- Your task -
Please give the listing again, word for word, with nothing left out.

[Entries with figure data]
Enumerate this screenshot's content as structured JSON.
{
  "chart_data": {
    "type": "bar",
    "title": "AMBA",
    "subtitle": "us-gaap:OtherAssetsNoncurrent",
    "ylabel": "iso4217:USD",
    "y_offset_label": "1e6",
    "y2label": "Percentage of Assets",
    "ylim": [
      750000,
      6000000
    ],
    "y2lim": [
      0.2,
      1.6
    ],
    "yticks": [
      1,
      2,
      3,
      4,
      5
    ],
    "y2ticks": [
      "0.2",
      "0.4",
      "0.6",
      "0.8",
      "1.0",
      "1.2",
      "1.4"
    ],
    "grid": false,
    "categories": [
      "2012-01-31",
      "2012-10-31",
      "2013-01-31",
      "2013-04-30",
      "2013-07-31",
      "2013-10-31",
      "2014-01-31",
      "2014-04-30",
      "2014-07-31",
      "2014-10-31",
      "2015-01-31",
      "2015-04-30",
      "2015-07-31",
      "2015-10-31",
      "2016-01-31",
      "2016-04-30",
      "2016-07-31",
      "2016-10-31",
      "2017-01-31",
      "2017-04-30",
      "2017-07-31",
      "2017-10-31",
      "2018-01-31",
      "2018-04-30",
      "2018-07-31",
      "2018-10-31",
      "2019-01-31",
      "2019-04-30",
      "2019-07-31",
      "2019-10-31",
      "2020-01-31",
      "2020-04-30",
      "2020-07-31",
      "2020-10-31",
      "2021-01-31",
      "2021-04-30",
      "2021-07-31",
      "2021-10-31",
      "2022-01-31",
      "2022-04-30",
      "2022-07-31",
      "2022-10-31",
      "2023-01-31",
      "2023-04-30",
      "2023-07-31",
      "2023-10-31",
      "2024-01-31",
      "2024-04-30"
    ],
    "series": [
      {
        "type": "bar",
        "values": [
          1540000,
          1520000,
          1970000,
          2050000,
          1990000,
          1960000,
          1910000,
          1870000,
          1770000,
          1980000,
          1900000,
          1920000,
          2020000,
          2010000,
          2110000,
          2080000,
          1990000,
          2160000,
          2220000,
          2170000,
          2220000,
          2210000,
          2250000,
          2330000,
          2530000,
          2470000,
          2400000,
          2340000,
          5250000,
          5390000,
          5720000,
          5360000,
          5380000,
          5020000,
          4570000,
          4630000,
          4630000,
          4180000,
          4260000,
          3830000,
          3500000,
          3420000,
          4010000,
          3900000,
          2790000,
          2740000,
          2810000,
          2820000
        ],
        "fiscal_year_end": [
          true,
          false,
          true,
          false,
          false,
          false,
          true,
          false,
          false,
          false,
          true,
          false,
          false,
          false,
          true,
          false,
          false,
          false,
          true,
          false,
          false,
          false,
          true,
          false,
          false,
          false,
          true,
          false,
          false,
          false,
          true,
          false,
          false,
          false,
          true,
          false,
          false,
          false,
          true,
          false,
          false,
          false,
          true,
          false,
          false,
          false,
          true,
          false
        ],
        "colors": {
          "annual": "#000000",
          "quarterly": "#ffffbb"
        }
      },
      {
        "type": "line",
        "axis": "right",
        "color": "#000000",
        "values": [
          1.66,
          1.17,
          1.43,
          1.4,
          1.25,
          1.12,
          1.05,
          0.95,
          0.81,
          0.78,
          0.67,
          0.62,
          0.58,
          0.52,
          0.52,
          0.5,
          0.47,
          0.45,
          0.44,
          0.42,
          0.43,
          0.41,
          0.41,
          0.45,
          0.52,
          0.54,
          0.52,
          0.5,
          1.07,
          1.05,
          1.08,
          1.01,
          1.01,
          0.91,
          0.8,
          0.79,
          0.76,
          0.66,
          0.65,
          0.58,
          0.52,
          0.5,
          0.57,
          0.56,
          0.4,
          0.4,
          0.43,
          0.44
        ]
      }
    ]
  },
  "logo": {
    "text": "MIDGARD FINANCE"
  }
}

- Expected answer -
Enumerate this screenshot's content as structured JSON.
{
  "chart_data": {
    "type": "bar",
    "title": "AMBA",
    "subtitle": "us-gaap:OtherAssetsNoncurrent",
    "ylabel": "iso4217:USD",
    "y_offset_label": "1e6",
    "y2label": "Percentage of Assets",
    "ylim": [
      750000,
      6000000
    ],
    "y2lim": [
      0.2,
      1.6
    ],
    "yticks": [
      1,
      2,
      3,
      4,
      5
    ],
    "y2ticks": [
      "0.2",
      "0.4",
      "0.6",
      "0.8",
      "1.0",
      "1.2",
      "1.4"
    ],
    "grid": false,
    "categories": [
      "2012-01-31",
      "2012-10-31",
      "2013-01-31",
      "2013-04-30",
      "2013-07-31",
      "2013-10-31",
      "2014-01-31",
      "2014-04-30",
      "2014-07-31",
      "2014-10-31",
      "2015-01-31",
      "2015-04-30",
      "2015-07-31",
      "2015-10-31",
      "2016-01-31",
      "2016-04-30",
      "2016-07-31",
      "2016-10-31",
      "2017-01-31",
      "2017-04-30",
      "2017-07-31",
      "2017-10-31",
      "2018-01-31",
      "2018-04-30",
      "2018-07-31",
      "2018-10-31",
      "2019-01-31",
      "2019-04-30",
      "2019-07-31",
      "2019-10-31",
      "2020-01-31",
      "2020-04-30",
      "2020-07-31",
      "2020-10-31",
      "2021-01-31",
      "2021-04-30",
      "2021-07-31",
      "2021-10-31",
      "2022-01-31",
      "2022-04-30",
      "2022-07-31",
      "2022-10-31",
      "2023-01-31",
      "2023-04-30",
      "2023-07-31",
      "2023-10-31",
      "2024-01-31",
      "2024-04-30"
    ],
    "series": [
      {
        "type": "bar",
        "values": [
          1540000,
          1520000,
          1970000,
          2050000,
          1990000,
          1960000,
          1910000,
          1870000,
          1770000,
          1980000,
          1900000,
          1920000,
          2020000,
          2010000,
          2110000,
          2080000,
          1990000,
          2160000,
          2220000,
          2170000,
          2220000,
          2210000,
          2250000,
          2330000,
          2530000,
          2470000,
          2400000,
          2340000,
          5250000,
          5390000,
          5720000,
          5360000,
          5380000,
          5020000,
          4570000,
          4630000,
          4630000,
          4180000,
          4260000,
          3830000,
          3500000,
          3420000,
          4010000,
          3900000,
          2790000,
          2740000,
          2810000,
          2820000
        ],
        "fiscal_year_end": [
          true,
          false,
          true,
          false,
          false,
          false,
          true,
          false,
          false,
          false,
          true,
          false,
          false,
          false,
          true,
          false,
          false,
          false,
          true,
          false,
          false,
          false,
          true,
          false,
          false,
          false,
          true,
          false,
          false,
          false,
          true,
          false,
          false,
          false,
          true,
          false,
          false,
          false,
          true,
          false,
          false,
          false,
          true,
          false,
          false,
          false,
          true,
          false
        ],
        "colors": {
          "annual": "#000000",
          "quarterly": "#ffffbb"
        }
      },
      {
        "type": "line",
        "axis": "right",
        "color": "#000000",
        "values": [
          1.66,
          1.17,
          1.43,
          1.4,
          1.25,
          1.12,
          1.05,
          0.95,
          0.81,
          0.78,
          0.67,
          0.62,
          0.58,
          0.52,
          0.52,
          0.5,
          0.47,
          0.45,
          0.44,
          0.42,
          0.43,
          0.41,
          0.41,
          0.45,
          0.52,
          0.54,
          0.52,
          0.5,
          1.07,
          1.05,
          1.08,
          1.01,
          1.01,
          0.91,
          0.8,
          0.79,
          0.76,
          0.66,
          0.65,
          0.58,
          0.52,
          0.5,
          0.57,
          0.56,
          0.4,
          0.4,
          0.43,
          0.44
        ]
      }
    ]
  },
  "logo": {
    "text": "MIDGARD FINANCE"
  }
}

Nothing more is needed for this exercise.